> _Instruções_
1 – Liste todas as nacionalidades mencionadas no texto sobre os médicos cubanos, sem repetir nenhuma.
2 – Prossiga com o texto sobre os médicos cubanos a partir de onde ele termina.

> _Trecho selecionado_
Creio que os problemas dos
cidadãos cubanos, que são reais, devem ser resolvidos por eles mesmos.
Como alguém já lembrou: se for
para falar em causas humanitárias para proibir a entrada de médicos cubanos,
por que aceitar milhares de bolivianos que hoje tocam pedaços inteiros da mais
chique indústria de confecção do país?
Denunciar o governo cubano de terceirizar
seus médicos é apenas ridículo, num momento em que uma parcela do empresariado
brasileiro quer uma carona na CLT e liberar a terceirização em todos os ramos
da economia. Neste aspecto, temos a farsa dentro da farsa. Quem é radicalmente
a favor da terceirização dos assalariados brasileiros quer impedir a chegada,
em massa, de terceirizados cubanos. Dizem que são escravos e, é claro, vamos
ver como são os trabalhadores nas fazendas de seus amigos.

[Dados de análise de layout de documentos]

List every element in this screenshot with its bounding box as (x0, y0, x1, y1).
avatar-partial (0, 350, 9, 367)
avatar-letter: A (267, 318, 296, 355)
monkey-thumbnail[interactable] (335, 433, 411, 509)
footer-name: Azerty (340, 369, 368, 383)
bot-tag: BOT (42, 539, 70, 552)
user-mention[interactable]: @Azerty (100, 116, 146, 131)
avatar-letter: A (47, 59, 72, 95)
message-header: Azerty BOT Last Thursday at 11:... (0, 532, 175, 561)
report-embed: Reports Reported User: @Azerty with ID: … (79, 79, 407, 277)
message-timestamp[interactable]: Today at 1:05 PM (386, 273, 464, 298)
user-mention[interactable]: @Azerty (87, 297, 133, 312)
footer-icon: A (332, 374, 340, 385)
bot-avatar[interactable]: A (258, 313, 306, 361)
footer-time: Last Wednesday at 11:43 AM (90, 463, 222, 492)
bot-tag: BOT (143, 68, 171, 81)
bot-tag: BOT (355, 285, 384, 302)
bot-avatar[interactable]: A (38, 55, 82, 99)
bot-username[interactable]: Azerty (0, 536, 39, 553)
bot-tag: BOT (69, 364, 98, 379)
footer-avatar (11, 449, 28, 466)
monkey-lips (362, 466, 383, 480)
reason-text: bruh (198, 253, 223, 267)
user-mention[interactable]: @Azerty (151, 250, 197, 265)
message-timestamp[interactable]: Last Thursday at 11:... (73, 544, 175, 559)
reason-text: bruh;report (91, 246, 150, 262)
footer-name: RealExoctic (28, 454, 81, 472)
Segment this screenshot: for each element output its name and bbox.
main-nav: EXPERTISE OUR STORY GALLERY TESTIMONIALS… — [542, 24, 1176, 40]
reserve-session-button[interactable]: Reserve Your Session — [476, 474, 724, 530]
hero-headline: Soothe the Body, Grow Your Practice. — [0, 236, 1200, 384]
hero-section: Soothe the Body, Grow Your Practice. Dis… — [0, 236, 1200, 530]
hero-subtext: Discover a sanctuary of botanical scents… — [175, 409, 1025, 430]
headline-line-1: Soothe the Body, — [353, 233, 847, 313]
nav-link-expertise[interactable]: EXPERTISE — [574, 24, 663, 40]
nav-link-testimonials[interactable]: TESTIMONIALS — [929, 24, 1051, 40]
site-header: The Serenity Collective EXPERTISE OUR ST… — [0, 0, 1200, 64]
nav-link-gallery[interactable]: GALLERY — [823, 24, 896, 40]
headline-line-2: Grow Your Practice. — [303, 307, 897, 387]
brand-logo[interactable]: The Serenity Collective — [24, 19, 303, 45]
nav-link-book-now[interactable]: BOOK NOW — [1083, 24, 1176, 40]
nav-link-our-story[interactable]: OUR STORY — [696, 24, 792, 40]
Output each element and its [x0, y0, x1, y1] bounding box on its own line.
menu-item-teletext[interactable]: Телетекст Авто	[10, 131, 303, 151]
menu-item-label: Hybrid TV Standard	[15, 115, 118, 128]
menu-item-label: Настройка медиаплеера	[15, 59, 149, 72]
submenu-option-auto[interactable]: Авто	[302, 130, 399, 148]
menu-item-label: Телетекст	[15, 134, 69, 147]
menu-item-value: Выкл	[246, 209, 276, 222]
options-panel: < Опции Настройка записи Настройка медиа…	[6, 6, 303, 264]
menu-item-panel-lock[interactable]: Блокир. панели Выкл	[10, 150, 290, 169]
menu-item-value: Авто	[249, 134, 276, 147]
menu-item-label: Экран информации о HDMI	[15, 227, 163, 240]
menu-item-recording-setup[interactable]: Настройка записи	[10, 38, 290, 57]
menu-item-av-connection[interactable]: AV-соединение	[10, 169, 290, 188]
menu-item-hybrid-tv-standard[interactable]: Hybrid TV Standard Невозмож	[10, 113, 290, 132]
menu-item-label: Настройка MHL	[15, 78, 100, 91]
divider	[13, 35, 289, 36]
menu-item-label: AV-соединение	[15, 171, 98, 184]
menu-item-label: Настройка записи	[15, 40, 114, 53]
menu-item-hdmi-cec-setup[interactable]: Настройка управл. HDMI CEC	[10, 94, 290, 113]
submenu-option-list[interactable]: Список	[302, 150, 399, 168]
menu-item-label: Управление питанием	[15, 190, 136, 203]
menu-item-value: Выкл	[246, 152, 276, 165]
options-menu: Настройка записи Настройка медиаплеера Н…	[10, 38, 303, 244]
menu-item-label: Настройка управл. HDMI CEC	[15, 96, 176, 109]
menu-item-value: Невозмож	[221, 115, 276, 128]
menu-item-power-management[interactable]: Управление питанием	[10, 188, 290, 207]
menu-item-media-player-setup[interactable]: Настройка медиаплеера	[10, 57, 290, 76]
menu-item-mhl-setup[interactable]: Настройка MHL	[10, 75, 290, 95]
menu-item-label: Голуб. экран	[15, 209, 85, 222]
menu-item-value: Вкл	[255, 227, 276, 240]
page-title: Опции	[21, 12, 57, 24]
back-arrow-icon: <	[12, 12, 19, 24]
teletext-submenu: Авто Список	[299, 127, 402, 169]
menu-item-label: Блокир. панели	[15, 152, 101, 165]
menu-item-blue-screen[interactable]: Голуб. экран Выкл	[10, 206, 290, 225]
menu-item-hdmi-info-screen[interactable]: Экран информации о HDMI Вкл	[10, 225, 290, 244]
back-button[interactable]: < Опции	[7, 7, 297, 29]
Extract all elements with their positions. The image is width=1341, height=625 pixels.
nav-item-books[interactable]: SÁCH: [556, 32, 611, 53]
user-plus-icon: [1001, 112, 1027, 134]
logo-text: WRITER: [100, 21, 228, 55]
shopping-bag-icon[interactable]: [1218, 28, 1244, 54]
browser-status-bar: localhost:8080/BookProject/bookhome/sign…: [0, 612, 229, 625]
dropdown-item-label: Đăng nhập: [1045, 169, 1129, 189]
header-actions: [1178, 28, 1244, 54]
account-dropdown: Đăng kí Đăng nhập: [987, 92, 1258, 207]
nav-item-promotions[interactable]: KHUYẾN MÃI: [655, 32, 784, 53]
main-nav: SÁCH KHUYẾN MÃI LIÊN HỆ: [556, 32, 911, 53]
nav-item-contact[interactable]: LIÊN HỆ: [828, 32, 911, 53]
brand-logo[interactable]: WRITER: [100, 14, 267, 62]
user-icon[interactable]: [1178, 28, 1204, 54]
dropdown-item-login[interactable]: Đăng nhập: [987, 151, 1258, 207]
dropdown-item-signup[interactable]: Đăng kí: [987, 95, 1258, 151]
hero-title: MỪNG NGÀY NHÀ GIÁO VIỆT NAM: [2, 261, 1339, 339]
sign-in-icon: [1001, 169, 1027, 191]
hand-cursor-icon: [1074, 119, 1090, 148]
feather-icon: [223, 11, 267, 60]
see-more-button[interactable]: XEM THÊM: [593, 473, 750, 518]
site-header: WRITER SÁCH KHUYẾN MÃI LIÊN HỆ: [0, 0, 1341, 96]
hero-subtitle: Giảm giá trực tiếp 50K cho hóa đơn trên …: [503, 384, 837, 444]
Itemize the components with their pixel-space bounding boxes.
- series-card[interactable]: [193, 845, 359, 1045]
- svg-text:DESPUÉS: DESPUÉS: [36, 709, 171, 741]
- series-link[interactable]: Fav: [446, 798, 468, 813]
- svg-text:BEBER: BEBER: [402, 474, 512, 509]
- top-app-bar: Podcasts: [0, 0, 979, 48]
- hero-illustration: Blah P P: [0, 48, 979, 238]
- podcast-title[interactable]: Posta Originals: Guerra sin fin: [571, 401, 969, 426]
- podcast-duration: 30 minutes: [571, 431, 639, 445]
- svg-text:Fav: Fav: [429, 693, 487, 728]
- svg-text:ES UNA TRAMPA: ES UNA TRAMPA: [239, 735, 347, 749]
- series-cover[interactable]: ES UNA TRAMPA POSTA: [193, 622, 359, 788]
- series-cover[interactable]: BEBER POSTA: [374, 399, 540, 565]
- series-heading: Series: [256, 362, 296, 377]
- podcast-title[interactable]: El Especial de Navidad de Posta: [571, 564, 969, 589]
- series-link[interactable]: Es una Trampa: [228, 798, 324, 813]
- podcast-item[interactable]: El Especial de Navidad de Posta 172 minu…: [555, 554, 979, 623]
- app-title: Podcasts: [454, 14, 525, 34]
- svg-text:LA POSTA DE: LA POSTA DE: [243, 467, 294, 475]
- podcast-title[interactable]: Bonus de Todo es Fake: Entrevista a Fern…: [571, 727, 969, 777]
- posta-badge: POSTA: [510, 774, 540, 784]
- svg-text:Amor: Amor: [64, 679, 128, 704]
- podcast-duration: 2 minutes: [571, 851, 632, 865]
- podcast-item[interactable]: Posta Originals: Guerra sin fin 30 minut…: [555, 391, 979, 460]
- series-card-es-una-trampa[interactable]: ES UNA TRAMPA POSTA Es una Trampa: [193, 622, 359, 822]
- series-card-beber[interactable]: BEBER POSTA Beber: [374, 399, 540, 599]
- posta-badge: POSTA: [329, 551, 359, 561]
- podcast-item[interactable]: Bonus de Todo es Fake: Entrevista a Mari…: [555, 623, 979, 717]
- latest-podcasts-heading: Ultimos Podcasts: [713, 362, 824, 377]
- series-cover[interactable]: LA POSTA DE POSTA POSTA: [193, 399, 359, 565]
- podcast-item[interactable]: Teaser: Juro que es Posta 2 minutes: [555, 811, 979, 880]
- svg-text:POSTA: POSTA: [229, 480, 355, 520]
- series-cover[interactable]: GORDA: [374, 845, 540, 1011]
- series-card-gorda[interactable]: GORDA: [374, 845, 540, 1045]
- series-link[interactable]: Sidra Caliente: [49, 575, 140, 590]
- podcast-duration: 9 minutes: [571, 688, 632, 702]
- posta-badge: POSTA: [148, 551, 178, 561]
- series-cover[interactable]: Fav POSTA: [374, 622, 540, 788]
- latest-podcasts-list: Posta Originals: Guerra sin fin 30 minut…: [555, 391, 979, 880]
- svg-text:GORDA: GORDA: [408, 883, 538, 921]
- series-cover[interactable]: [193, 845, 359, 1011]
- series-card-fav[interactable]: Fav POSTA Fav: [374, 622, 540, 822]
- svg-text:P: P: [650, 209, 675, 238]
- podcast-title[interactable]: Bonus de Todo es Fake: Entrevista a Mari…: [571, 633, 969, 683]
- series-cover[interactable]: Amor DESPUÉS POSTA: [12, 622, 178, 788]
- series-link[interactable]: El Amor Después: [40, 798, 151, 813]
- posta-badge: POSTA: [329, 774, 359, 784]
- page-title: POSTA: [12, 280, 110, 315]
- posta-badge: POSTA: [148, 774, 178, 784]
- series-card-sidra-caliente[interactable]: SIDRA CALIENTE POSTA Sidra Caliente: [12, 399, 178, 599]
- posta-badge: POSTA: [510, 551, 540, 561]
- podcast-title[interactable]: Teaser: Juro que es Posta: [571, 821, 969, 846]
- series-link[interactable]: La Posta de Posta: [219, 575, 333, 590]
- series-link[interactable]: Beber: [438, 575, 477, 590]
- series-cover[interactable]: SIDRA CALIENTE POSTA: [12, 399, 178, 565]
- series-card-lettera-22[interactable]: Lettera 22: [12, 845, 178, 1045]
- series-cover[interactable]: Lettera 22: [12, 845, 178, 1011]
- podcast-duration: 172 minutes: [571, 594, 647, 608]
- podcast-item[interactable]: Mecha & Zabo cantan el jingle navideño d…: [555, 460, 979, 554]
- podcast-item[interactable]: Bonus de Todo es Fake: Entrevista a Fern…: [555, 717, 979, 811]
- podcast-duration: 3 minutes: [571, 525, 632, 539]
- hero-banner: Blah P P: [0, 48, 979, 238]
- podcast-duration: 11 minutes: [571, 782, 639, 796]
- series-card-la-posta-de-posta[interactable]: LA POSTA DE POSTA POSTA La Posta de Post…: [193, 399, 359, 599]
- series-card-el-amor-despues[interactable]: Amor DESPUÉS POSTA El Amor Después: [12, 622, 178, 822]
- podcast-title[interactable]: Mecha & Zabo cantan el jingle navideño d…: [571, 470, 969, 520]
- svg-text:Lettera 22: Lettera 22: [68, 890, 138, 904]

> _Suas respostas_
1 – Cubana, boliviana e brasileira.

2 –
Falar em democracia é um truque
velho demais. Não custa lembrar que se fez isso em 64, com apoio dos mesmos
jornais que 49 anos depois condenam a chegada dos cubanos, erguendo o argumento
absurdo de que eles virão fazer doutrinação revolucionária por aqui. Será que
esse povo não lê jornais?
Fidel Castro ainda tinha barbas
escuras quando parou de falar em revolução. E seu irmão está fazendo reformas
que seriam pura heresia há cinco anos. O problema, nós sabemos, não é
este. É material e mental.
Nossos conservadores não acharam
um novo marqueteiro para arrumar seu discurso para os dias de hoje. São contra
os médicos cubanos, mas oferecem o que? Médicos do Sírio Libanês, do Einstein,
do Santa
Catarina?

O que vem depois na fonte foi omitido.